Collection entries:
----
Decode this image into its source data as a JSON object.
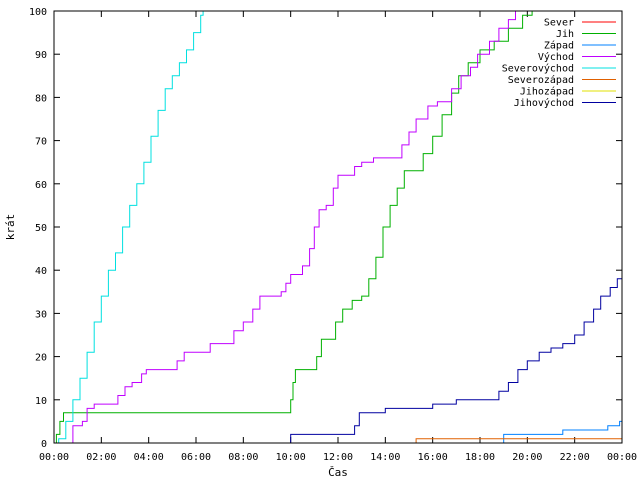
{
  "chart_data": {
    "type": "line",
    "xlabel": "Čas",
    "ylabel": "krát",
    "x_unit": "hours",
    "xlim": [
      0,
      24
    ],
    "ylim": [
      0,
      100
    ],
    "x_ticks": [
      {
        "value": 0,
        "label": "00:00"
      },
      {
        "value": 2,
        "label": "02:00"
      },
      {
        "value": 4,
        "label": "04:00"
      },
      {
        "value": 6,
        "label": "06:00"
      },
      {
        "value": 8,
        "label": "08:00"
      },
      {
        "value": 10,
        "label": "10:00"
      },
      {
        "value": 12,
        "label": "12:00"
      },
      {
        "value": 14,
        "label": "14:00"
      },
      {
        "value": 16,
        "label": "16:00"
      },
      {
        "value": 18,
        "label": "18:00"
      },
      {
        "value": 20,
        "label": "20:00"
      },
      {
        "value": 22,
        "label": "22:00"
      },
      {
        "value": 24,
        "label": "00:00"
      }
    ],
    "y_ticks": [
      0,
      10,
      20,
      30,
      40,
      50,
      60,
      70,
      80,
      90,
      100
    ],
    "legend_position": "top-right",
    "step": true,
    "series": [
      {
        "name": "Sever",
        "color": "#ff0000",
        "points": []
      },
      {
        "name": "Jih",
        "color": "#00b000",
        "points": [
          [
            0,
            0
          ],
          [
            0.1,
            2
          ],
          [
            0.25,
            5
          ],
          [
            0.4,
            7
          ],
          [
            3,
            7
          ],
          [
            6,
            7
          ],
          [
            9.95,
            7
          ],
          [
            10,
            10
          ],
          [
            10.1,
            14
          ],
          [
            10.2,
            17
          ],
          [
            10.9,
            17
          ],
          [
            11.1,
            20
          ],
          [
            11.3,
            24
          ],
          [
            11.7,
            24
          ],
          [
            11.9,
            28
          ],
          [
            12.2,
            31
          ],
          [
            12.6,
            33
          ],
          [
            13,
            34
          ],
          [
            13.3,
            38
          ],
          [
            13.6,
            43
          ],
          [
            13.9,
            50
          ],
          [
            14.2,
            55
          ],
          [
            14.5,
            59
          ],
          [
            14.8,
            63
          ],
          [
            15.3,
            63
          ],
          [
            15.6,
            67
          ],
          [
            16,
            71
          ],
          [
            16.4,
            76
          ],
          [
            16.8,
            81
          ],
          [
            17.1,
            85
          ],
          [
            17.5,
            88
          ],
          [
            18,
            91
          ],
          [
            18.6,
            93
          ],
          [
            19.2,
            96
          ],
          [
            19.8,
            99
          ],
          [
            20.2,
            100
          ],
          [
            24,
            100
          ]
        ]
      },
      {
        "name": "Západ",
        "color": "#0080ff",
        "points": [
          [
            0,
            0
          ],
          [
            18.9,
            0
          ],
          [
            19,
            2
          ],
          [
            21,
            2
          ],
          [
            21.5,
            3
          ],
          [
            23,
            3
          ],
          [
            23.4,
            4
          ],
          [
            23.9,
            5
          ],
          [
            24,
            5
          ]
        ]
      },
      {
        "name": "Východ",
        "color": "#c000ff",
        "points": [
          [
            0,
            0
          ],
          [
            0.7,
            0
          ],
          [
            0.8,
            4
          ],
          [
            1.2,
            5
          ],
          [
            1.4,
            8
          ],
          [
            1.7,
            9
          ],
          [
            2.3,
            9
          ],
          [
            2.7,
            11
          ],
          [
            3,
            13
          ],
          [
            3.3,
            14
          ],
          [
            3.7,
            16
          ],
          [
            3.9,
            17
          ],
          [
            5,
            17
          ],
          [
            5.2,
            19
          ],
          [
            5.5,
            21
          ],
          [
            6.3,
            21
          ],
          [
            6.6,
            23
          ],
          [
            7.3,
            23
          ],
          [
            7.6,
            26
          ],
          [
            8,
            28
          ],
          [
            8.4,
            31
          ],
          [
            8.7,
            34
          ],
          [
            9.2,
            34
          ],
          [
            9.6,
            35
          ],
          [
            9.8,
            37
          ],
          [
            10,
            39
          ],
          [
            10.5,
            41
          ],
          [
            10.8,
            45
          ],
          [
            11,
            50
          ],
          [
            11.2,
            54
          ],
          [
            11.5,
            55
          ],
          [
            11.8,
            59
          ],
          [
            12,
            62
          ],
          [
            12.4,
            62
          ],
          [
            12.7,
            64
          ],
          [
            13,
            65
          ],
          [
            13.5,
            66
          ],
          [
            14.3,
            66
          ],
          [
            14.7,
            69
          ],
          [
            15,
            72
          ],
          [
            15.3,
            75
          ],
          [
            15.8,
            78
          ],
          [
            16.2,
            79
          ],
          [
            16.8,
            82
          ],
          [
            17.2,
            85
          ],
          [
            17.6,
            87
          ],
          [
            17.9,
            90
          ],
          [
            18.4,
            93
          ],
          [
            18.8,
            96
          ],
          [
            19.2,
            98
          ],
          [
            19.5,
            100
          ],
          [
            24,
            100
          ]
        ]
      },
      {
        "name": "Severovýchod",
        "color": "#00e0e0",
        "points": [
          [
            0,
            0
          ],
          [
            0.2,
            1
          ],
          [
            0.5,
            5
          ],
          [
            0.8,
            10
          ],
          [
            1.1,
            15
          ],
          [
            1.4,
            21
          ],
          [
            1.7,
            28
          ],
          [
            2,
            34
          ],
          [
            2.3,
            40
          ],
          [
            2.6,
            44
          ],
          [
            2.9,
            50
          ],
          [
            3.2,
            55
          ],
          [
            3.5,
            60
          ],
          [
            3.8,
            65
          ],
          [
            4.1,
            71
          ],
          [
            4.4,
            77
          ],
          [
            4.7,
            82
          ],
          [
            5,
            85
          ],
          [
            5.3,
            88
          ],
          [
            5.6,
            91
          ],
          [
            5.9,
            95
          ],
          [
            6.2,
            99
          ],
          [
            6.3,
            100
          ],
          [
            24,
            100
          ]
        ]
      },
      {
        "name": "Severozápad",
        "color": "#e06000",
        "points": [
          [
            0,
            0
          ],
          [
            15.2,
            0
          ],
          [
            15.3,
            1
          ],
          [
            23.8,
            1
          ],
          [
            24,
            2
          ]
        ]
      },
      {
        "name": "Jihozápad",
        "color": "#e0e000",
        "points": []
      },
      {
        "name": "Jihovýchod",
        "color": "#0000a0",
        "points": [
          [
            0,
            0
          ],
          [
            9.95,
            0
          ],
          [
            10,
            2
          ],
          [
            12.5,
            2
          ],
          [
            12.7,
            4
          ],
          [
            12.9,
            7
          ],
          [
            13.5,
            7
          ],
          [
            14,
            8
          ],
          [
            15,
            8
          ],
          [
            16,
            9
          ],
          [
            17,
            10
          ],
          [
            18,
            10
          ],
          [
            18.8,
            12
          ],
          [
            19.2,
            14
          ],
          [
            19.6,
            17
          ],
          [
            20,
            19
          ],
          [
            20.5,
            21
          ],
          [
            21,
            22
          ],
          [
            21.5,
            23
          ],
          [
            22,
            25
          ],
          [
            22.4,
            28
          ],
          [
            22.8,
            31
          ],
          [
            23.1,
            34
          ],
          [
            23.5,
            36
          ],
          [
            23.8,
            38
          ],
          [
            24,
            38
          ]
        ]
      }
    ]
  }
}
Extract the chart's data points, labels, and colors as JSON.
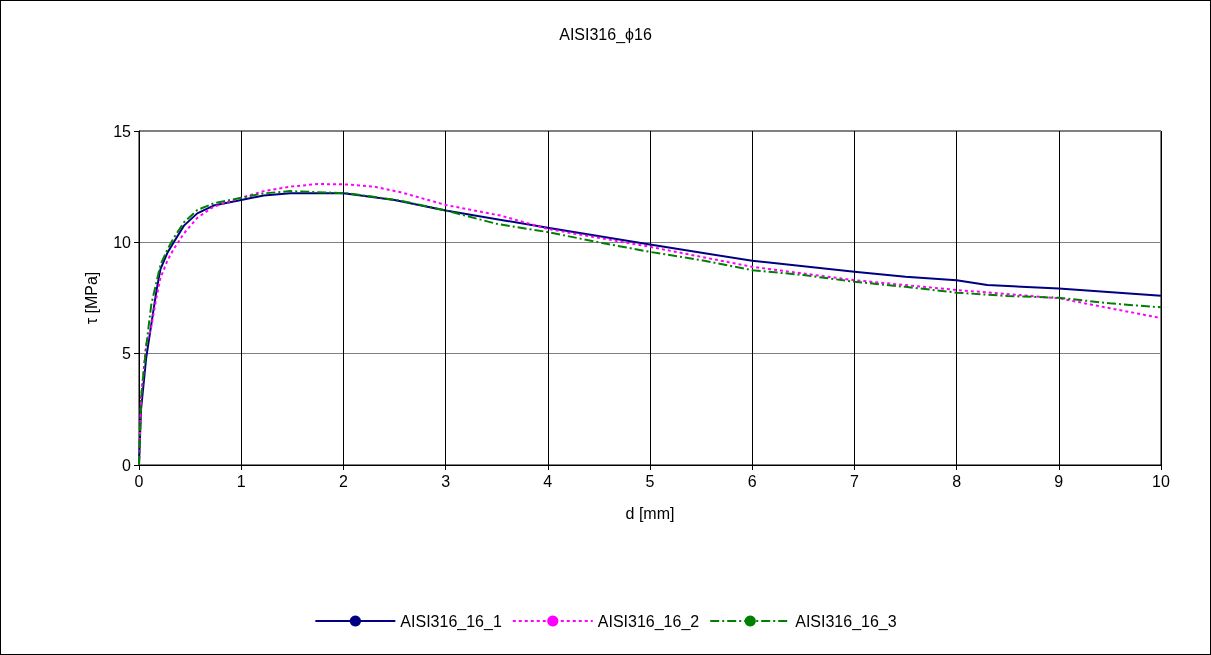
{
  "chart_data": {
    "type": "line",
    "title": "AISI316_ϕ16",
    "xlabel": "d [mm]",
    "ylabel": "τ [MPa]",
    "xlim": [
      0,
      10
    ],
    "xticks": [
      0,
      1,
      2,
      3,
      4,
      5,
      6,
      7,
      8,
      9,
      10
    ],
    "ylim": [
      0,
      15
    ],
    "yticks": [
      0,
      5,
      10,
      15
    ],
    "grid": true,
    "legend": "bottom",
    "marker": "none",
    "series": [
      {
        "name": "AISI316_16_1",
        "color": "#000080",
        "line_style": "solid",
        "x": [
          0,
          0.02,
          0.07,
          0.12,
          0.17,
          0.21,
          0.28,
          0.34,
          0.44,
          0.57,
          0.73,
          1.0,
          1.22,
          1.48,
          2.0,
          2.17,
          2.5,
          3,
          4,
          5,
          6,
          7,
          7.5,
          8,
          8.3,
          9,
          10
        ],
        "values": [
          0,
          2.5,
          4.8,
          6.3,
          7.8,
          8.8,
          9.55,
          10.0,
          10.75,
          11.3,
          11.65,
          11.9,
          12.1,
          12.2,
          12.2,
          12.1,
          11.9,
          11.43,
          10.65,
          9.9,
          9.17,
          8.68,
          8.45,
          8.3,
          8.08,
          7.93,
          7.6
        ]
      },
      {
        "name": "AISI316_16_2",
        "color": "#ff00ff",
        "line_style": "dotted",
        "x": [
          0,
          0.02,
          0.07,
          0.12,
          0.17,
          0.21,
          0.28,
          0.34,
          0.44,
          0.57,
          0.73,
          1.0,
          1.22,
          1.48,
          1.75,
          2.05,
          2.3,
          2.56,
          3,
          3.54,
          4,
          5,
          6,
          7,
          8,
          9,
          9.5,
          10
        ],
        "values": [
          0,
          3.0,
          5.4,
          6.2,
          7.5,
          8.4,
          9.2,
          9.7,
          10.4,
          11.1,
          11.6,
          12.0,
          12.3,
          12.5,
          12.62,
          12.6,
          12.5,
          12.25,
          11.68,
          11.2,
          10.6,
          9.8,
          8.9,
          8.3,
          7.86,
          7.49,
          7.04,
          6.6
        ]
      },
      {
        "name": "AISI316_16_3",
        "color": "#008000",
        "line_style": "dashed",
        "x": [
          0,
          0.02,
          0.07,
          0.12,
          0.17,
          0.21,
          0.28,
          0.34,
          0.44,
          0.57,
          0.73,
          1.0,
          1.22,
          1.48,
          2.05,
          2.56,
          3,
          3.5,
          4,
          4.5,
          5,
          5.5,
          6,
          6.5,
          7,
          7.5,
          8,
          8.5,
          9,
          9.5,
          10
        ],
        "values": [
          0,
          3.0,
          5.3,
          7.2,
          8.2,
          9.0,
          9.7,
          10.2,
          10.9,
          11.45,
          11.75,
          12.0,
          12.2,
          12.3,
          12.2,
          11.87,
          11.43,
          10.83,
          10.46,
          10.0,
          9.57,
          9.2,
          8.75,
          8.53,
          8.23,
          8.0,
          7.74,
          7.59,
          7.51,
          7.26,
          7.08
        ]
      }
    ]
  }
}
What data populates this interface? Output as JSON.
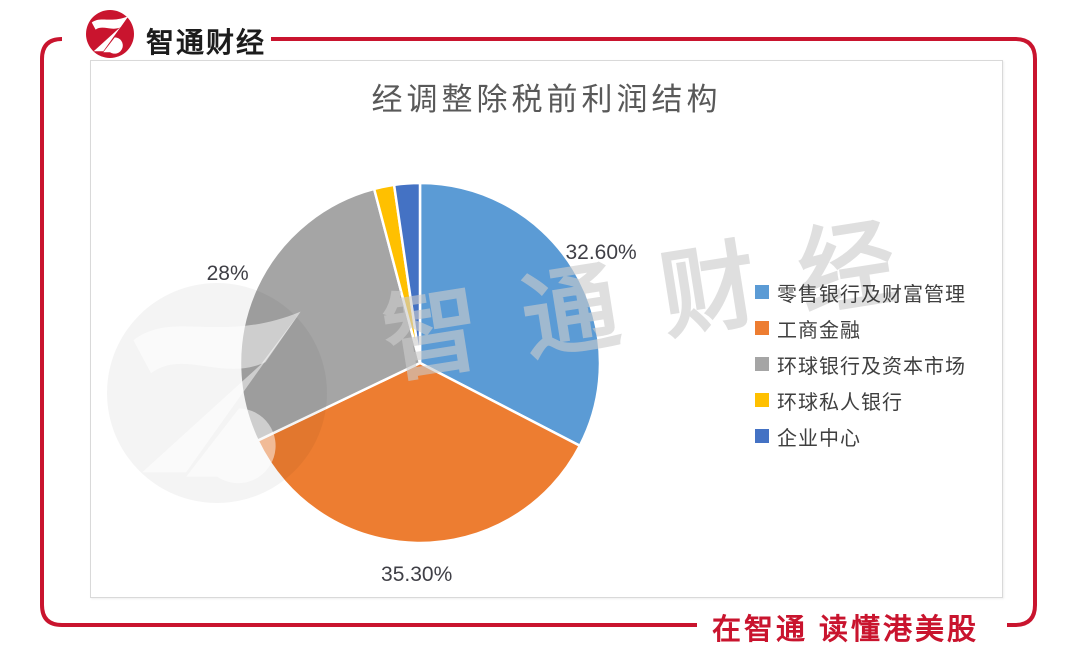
{
  "brand": {
    "logo_text": "智通财经",
    "tagline": "在智通 读懂港美股",
    "red": "#C9142E"
  },
  "chart_data": {
    "type": "pie",
    "title": "经调整除税前利润结构",
    "legend_position": "right",
    "direction": "clockwise",
    "start_angle_deg": 0,
    "slices": [
      {
        "label": "零售银行及财富管理",
        "value": 32.6,
        "data_label": "32.60%",
        "color": "#5B9BD5"
      },
      {
        "label": "工商金融",
        "value": 35.3,
        "data_label": "35.30%",
        "color": "#ED7D31"
      },
      {
        "label": "环球银行及资本市场",
        "value": 28.0,
        "data_label": "28%",
        "color": "#A5A5A5"
      },
      {
        "label": "环球私人银行",
        "value": 1.8,
        "data_label": "",
        "color": "#FFC000"
      },
      {
        "label": "企业中心",
        "value": 2.3,
        "data_label": "",
        "color": "#4472C4"
      }
    ]
  },
  "watermark": {
    "text": "智通财经"
  }
}
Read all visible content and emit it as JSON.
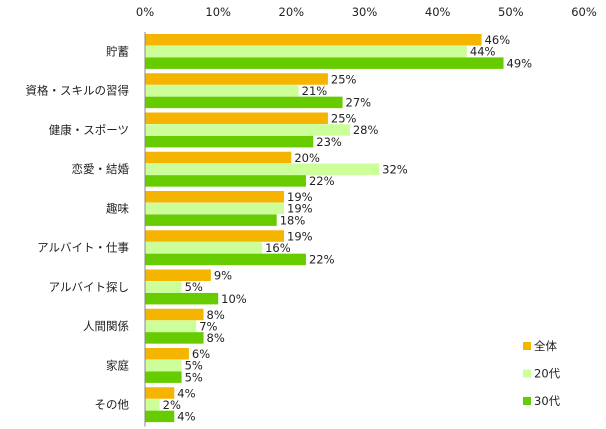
{
  "chart_data": {
    "type": "bar",
    "orientation": "horizontal",
    "categories": [
      "貯蓄",
      "資格・スキルの習得",
      "健康・スポーツ",
      "恋愛・結婚",
      "趣味",
      "アルバイト・仕事",
      "アルバイト探し",
      "人間関係",
      "家庭",
      "その他"
    ],
    "series": [
      {
        "name": "全体",
        "color": "#F5B400",
        "values": [
          46,
          25,
          25,
          20,
          19,
          19,
          9,
          8,
          6,
          4
        ]
      },
      {
        "name": "20代",
        "color": "#CCFF99",
        "values": [
          44,
          21,
          28,
          32,
          19,
          16,
          5,
          7,
          5,
          2
        ]
      },
      {
        "name": "30代",
        "color": "#66CC00",
        "values": [
          49,
          27,
          23,
          22,
          18,
          22,
          10,
          8,
          5,
          4
        ]
      }
    ],
    "xlim": [
      0,
      60
    ],
    "xticks": [
      "0%",
      "10%",
      "20%",
      "30%",
      "40%",
      "50%",
      "60%"
    ],
    "value_suffix": "%",
    "grid": false,
    "legend_position": "bottom-right"
  }
}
----
• [SHORT EXERCISE]:
Find the lines containing "title" and pull them out.

• [PROBLEM SOLUTION]:
    "title": "AISI316_ϕ16",
    "title": "经调整除税前利润结构",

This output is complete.